== Exercise input ==
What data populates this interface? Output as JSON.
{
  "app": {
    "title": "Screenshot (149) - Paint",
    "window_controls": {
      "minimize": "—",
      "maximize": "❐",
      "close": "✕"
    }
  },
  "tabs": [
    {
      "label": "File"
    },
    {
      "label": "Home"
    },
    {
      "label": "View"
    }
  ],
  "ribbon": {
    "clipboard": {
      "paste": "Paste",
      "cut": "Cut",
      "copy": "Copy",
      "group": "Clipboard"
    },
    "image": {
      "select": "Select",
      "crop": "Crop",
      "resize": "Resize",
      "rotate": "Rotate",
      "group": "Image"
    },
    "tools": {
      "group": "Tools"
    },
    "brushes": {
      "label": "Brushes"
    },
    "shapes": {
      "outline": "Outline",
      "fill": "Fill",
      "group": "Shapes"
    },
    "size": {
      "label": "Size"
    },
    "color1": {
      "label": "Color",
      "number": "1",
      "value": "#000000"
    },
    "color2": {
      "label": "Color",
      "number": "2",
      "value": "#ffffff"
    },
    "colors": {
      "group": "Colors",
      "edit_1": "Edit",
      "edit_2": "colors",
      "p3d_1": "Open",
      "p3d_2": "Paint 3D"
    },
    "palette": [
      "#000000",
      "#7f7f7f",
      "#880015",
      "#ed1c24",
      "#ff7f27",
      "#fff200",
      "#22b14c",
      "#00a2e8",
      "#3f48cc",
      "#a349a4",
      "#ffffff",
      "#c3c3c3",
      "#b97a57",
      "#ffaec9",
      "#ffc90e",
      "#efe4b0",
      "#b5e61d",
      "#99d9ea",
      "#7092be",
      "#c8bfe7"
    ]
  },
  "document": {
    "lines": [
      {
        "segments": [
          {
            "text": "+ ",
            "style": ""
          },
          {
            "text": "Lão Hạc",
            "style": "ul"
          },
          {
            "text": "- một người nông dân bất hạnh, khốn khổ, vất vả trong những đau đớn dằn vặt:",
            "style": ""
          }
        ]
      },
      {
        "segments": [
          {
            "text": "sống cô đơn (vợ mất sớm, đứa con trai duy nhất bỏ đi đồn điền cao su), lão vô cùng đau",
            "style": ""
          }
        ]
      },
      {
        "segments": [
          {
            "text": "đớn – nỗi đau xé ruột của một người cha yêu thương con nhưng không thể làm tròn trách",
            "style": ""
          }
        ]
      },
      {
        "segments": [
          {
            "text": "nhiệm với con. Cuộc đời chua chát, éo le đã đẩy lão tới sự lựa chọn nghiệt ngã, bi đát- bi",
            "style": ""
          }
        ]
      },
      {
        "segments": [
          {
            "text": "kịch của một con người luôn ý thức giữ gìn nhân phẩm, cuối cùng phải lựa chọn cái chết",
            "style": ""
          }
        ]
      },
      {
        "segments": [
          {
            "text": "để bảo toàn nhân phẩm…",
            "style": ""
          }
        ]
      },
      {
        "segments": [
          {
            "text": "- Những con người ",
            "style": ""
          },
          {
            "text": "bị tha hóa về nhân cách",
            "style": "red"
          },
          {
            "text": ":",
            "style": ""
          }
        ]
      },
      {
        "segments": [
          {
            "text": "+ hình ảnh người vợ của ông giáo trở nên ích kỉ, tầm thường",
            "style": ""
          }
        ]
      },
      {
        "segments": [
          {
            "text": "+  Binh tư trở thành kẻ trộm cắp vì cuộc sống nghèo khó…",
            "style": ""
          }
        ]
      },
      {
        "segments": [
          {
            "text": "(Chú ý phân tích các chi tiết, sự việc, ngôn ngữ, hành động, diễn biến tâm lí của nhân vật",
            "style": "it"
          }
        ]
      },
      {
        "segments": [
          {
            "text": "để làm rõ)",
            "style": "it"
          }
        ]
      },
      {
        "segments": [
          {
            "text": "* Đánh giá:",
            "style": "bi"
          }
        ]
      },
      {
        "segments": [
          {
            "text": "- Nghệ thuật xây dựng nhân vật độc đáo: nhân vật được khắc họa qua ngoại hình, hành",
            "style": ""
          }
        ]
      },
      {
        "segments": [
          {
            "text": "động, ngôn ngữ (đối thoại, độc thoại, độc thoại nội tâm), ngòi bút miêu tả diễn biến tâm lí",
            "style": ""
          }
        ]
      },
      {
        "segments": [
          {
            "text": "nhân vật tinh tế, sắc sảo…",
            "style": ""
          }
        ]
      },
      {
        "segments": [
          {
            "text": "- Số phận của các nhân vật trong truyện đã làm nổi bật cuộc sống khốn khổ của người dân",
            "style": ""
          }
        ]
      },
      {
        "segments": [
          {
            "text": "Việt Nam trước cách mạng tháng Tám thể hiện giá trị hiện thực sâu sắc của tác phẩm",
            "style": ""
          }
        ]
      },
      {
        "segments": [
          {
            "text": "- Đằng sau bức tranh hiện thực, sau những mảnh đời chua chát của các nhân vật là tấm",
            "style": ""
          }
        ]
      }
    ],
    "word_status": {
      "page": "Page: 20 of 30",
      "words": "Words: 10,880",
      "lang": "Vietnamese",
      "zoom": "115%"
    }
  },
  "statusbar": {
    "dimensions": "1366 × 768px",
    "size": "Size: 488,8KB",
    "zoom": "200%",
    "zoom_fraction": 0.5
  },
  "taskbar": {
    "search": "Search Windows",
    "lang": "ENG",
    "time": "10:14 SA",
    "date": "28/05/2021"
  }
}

== Task goal ==
Out of the material above, select every line that holds the string "sống".

== The reply ==
            "text": "sống cô đơn (vợ mất sớm, đứa con trai duy nhất bỏ đi đồn điền cao su), lão vô cùng đau",
            "text": "+  Binh tư trở thành kẻ trộm cắp vì cuộc sống nghèo khó…",
            "text": "- Số phận của các nhân vật trong truyện đã làm nổi bật cuộc sống khốn khổ của người dân",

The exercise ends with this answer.